What to do -
Copy each of the rows below word for word.

+---+

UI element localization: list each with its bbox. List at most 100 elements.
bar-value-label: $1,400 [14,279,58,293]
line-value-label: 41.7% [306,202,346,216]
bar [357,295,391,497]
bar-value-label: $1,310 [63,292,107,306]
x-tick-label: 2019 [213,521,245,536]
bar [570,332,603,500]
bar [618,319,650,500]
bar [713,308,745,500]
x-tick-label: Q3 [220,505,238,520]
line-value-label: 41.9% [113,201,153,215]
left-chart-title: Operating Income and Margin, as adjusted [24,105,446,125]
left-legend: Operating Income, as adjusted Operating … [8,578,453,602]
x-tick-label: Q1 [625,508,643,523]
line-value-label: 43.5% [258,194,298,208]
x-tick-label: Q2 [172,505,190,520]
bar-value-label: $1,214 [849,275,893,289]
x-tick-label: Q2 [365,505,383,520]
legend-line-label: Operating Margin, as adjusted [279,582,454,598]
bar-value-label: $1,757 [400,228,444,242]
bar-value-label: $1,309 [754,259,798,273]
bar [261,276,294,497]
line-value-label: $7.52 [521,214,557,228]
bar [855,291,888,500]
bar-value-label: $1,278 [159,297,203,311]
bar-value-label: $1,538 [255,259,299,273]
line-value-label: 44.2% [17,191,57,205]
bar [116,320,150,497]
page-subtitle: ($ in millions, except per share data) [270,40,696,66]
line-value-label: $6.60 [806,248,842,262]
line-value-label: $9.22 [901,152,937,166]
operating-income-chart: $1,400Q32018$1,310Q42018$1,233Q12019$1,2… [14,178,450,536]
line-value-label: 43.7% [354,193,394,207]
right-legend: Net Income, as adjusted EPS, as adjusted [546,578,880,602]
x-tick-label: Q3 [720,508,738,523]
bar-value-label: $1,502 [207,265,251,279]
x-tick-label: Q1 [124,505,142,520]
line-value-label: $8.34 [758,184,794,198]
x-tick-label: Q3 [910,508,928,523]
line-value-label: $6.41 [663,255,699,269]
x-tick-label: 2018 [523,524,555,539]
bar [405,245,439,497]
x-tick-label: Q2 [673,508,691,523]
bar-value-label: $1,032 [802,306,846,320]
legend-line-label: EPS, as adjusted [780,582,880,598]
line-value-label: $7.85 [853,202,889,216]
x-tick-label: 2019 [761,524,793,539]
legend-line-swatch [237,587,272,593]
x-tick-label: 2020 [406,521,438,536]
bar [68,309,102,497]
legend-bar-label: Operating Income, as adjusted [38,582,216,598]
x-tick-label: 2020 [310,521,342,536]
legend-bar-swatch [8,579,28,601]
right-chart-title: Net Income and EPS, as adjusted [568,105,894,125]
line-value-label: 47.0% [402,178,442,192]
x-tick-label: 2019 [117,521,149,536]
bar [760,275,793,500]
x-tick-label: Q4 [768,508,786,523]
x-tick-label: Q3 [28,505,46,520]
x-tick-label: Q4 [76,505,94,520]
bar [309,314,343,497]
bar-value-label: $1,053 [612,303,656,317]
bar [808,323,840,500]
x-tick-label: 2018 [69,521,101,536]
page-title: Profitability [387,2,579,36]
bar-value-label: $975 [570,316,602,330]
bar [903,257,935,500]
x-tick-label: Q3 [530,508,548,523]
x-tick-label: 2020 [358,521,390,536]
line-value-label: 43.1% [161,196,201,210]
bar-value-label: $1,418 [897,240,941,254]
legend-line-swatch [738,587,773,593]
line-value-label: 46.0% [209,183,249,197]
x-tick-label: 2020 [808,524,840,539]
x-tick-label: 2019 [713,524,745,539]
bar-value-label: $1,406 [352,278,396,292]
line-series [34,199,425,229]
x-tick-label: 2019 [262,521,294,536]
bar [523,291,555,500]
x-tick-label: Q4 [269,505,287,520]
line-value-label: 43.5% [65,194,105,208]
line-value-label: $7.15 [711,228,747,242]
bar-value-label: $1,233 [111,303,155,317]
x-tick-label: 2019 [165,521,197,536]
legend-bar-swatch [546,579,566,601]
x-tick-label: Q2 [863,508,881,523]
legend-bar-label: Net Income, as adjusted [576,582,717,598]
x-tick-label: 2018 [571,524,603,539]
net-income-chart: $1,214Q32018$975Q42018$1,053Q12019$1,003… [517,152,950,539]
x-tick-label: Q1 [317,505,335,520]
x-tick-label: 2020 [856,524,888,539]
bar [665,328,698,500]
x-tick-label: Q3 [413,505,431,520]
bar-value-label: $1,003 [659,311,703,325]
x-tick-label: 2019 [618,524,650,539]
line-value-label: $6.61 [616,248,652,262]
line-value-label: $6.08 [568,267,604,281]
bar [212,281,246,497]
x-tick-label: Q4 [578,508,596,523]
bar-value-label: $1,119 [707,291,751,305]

+---+

Reply -
UI element localization: list each with its bbox. List at most 100 elements.
bar-value-label: $1,400 [14,279,58,293]
line-value-label: 41.7% [306,202,346,216]
bar [357,295,391,497]
bar-value-label: $1,310 [63,292,107,306]
x-tick-label: 2019 [213,521,245,536]
bar [570,332,603,500]
bar [618,319,650,500]
bar [713,308,745,500]
x-tick-label: Q3 [220,505,238,520]
line-value-label: 41.9% [113,201,153,215]
left-chart-title: Operating Income and Margin, as adjusted [24,105,446,125]
left-legend: Operating Income, as adjusted Operating … [8,578,453,602]
x-tick-label: Q1 [625,508,643,523]
line-value-label: 43.5% [258,194,298,208]
x-tick-label: Q2 [172,505,190,520]
bar-value-label: $1,214 [849,275,893,289]
x-tick-label: Q2 [365,505,383,520]
legend-line-label: Operating Margin, as adjusted [279,582,454,598]
bar-value-label: $1,757 [400,228,444,242]
bar-value-label: $1,309 [754,259,798,273]
bar [261,276,294,497]
line-value-label: $7.52 [521,214,557,228]
bar [855,291,888,500]
bar-value-label: $1,278 [159,297,203,311]
bar-value-label: $1,538 [255,259,299,273]
line-value-label: 44.2% [17,191,57,205]
bar [116,320,150,497]
page-subtitle: ($ in millions, except per share data) [270,40,696,66]
line-value-label: $6.60 [806,248,842,262]
line-value-label: $9.22 [901,152,937,166]
operating-income-chart: $1,400Q32018$1,310Q42018$1,233Q12019$1,2… [14,178,450,536]
line-value-label: 43.7% [354,193,394,207]
right-legend: Net Income, as adjusted EPS, as adjusted [546,578,880,602]
x-tick-label: Q3 [720,508,738,523]
bar-value-label: $1,502 [207,265,251,279]
x-tick-label: Q1 [124,505,142,520]
line-value-label: $8.34 [758,184,794,198]
x-tick-label: Q3 [910,508,928,523]
line-value-label: $6.41 [663,255,699,269]
x-tick-label: 2018 [523,524,555,539]
bar [405,245,439,497]
x-tick-label: Q2 [673,508,691,523]
bar-value-label: $1,032 [802,306,846,320]
legend-line-label: EPS, as adjusted [780,582,880,598]
line-value-label: $7.85 [853,202,889,216]
x-tick-label: 2019 [761,524,793,539]
legend-line-swatch [237,587,272,593]
x-tick-label: 2020 [406,521,438,536]
bar [68,309,102,497]
legend-bar-label: Operating Income, as adjusted [38,582,216,598]
x-tick-label: 2020 [310,521,342,536]
legend-bar-swatch [8,579,28,601]
right-chart-title: Net Income and EPS, as adjusted [568,105,894,125]
line-value-label: 47.0% [402,178,442,192]
x-tick-label: 2019 [117,521,149,536]
bar [760,275,793,500]
x-tick-label: Q4 [768,508,786,523]
x-tick-label: Q3 [28,505,46,520]
x-tick-label: Q4 [76,505,94,520]
bar [309,314,343,497]
bar-value-label: $1,053 [612,303,656,317]
bar [808,323,840,500]
x-tick-label: 2018 [69,521,101,536]
page-title: Profitability [387,2,579,36]
bar-value-label: $975 [570,316,602,330]
bar [903,257,935,500]
x-tick-label: Q3 [530,508,548,523]
x-tick-label: 2020 [358,521,390,536]
line-value-label: 43.1% [161,196,201,210]
bar-value-label: $1,418 [897,240,941,254]
legend-line-swatch [738,587,773,593]
line-value-label: 46.0% [209,183,249,197]
x-tick-label: 2020 [808,524,840,539]
x-tick-label: 2019 [713,524,745,539]
bar-value-label: $1,406 [352,278,396,292]
line-series [34,199,425,229]
x-tick-label: 2019 [262,521,294,536]
bar [523,291,555,500]
x-tick-label: Q4 [269,505,287,520]
line-value-label: 43.5% [65,194,105,208]
line-value-label: $7.15 [711,228,747,242]
bar-value-label: $1,233 [111,303,155,317]
x-tick-label: 2019 [165,521,197,536]
legend-bar-swatch [546,579,566,601]
x-tick-label: Q2 [863,508,881,523]
legend-bar-label: Net Income, as adjusted [576,582,717,598]
x-tick-label: 2018 [571,524,603,539]
net-income-chart: $1,214Q32018$975Q42018$1,053Q12019$1,003… [517,152,950,539]
x-tick-label: Q1 [317,505,335,520]
x-tick-label: 2020 [856,524,888,539]
bar [665,328,698,500]
x-tick-label: Q3 [413,505,431,520]
bar-value-label: $1,003 [659,311,703,325]
x-tick-label: 2019 [618,524,650,539]
line-value-label: $6.61 [616,248,652,262]
line-value-label: $6.08 [568,267,604,281]
bar [212,281,246,497]
x-tick-label: Q4 [578,508,596,523]
bar-value-label: $1,119 [707,291,751,305]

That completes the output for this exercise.